▶ [INSTRUCTIONS FOR THE TASK] Every line below must be reproduced exactly. Copy them all.

Dataset entries:

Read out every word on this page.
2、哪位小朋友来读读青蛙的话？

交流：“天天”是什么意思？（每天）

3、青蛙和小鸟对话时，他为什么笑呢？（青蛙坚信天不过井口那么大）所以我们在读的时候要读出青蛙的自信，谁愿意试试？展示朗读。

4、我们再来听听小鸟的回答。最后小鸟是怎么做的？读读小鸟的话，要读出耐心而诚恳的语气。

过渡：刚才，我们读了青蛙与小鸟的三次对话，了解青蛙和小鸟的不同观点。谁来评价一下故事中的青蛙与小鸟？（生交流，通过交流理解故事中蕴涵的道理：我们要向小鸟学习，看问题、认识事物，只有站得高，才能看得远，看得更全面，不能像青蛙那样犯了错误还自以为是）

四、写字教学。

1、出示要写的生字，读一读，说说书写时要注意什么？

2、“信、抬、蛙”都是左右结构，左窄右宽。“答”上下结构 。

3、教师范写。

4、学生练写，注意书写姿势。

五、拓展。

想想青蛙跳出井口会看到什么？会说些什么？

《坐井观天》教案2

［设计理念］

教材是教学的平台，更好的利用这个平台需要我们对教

▶ [PROBLEM SOLUTION]
Read out every word on this page.
2、哪位小朋友来读读青蛙的话？

交流：“天天”是什么意思？（每天）

3、青蛙和小鸟对话时，他为什么笑呢？（青蛙坚信天不过井口那么大）所以我们在读的时候要读出青蛙的自信，谁愿意试试？展示朗读。

4、我们再来听听小鸟的回答。最后小鸟是怎么做的？读读小鸟的话，要读出耐心而诚恳的语气。

过渡：刚才，我们读了青蛙与小鸟的三次对话，了解青蛙和小鸟的不同观点。谁来评价一下故事中的青蛙与小鸟？（生交流，通过交流理解故事中蕴涵的道理：我们要向小鸟学习，看问题、认识事物，只有站得高，才能看得远，看得更全面，不能像青蛙那样犯了错误还自以为是）

四、写字教学。

1、出示要写的生字，读一读，说说书写时要注意什么？

2、“信、抬、蛙”都是左右结构，左窄右宽。“答”上下结构 。

3、教师范写。

4、学生练写，注意书写姿势。

五、拓展。

想想青蛙跳出井口会看到什么？会说些什么？

《坐井观天》教案2

［设计理念］

教材是教学的平台，更好的利用这个平台需要我们对教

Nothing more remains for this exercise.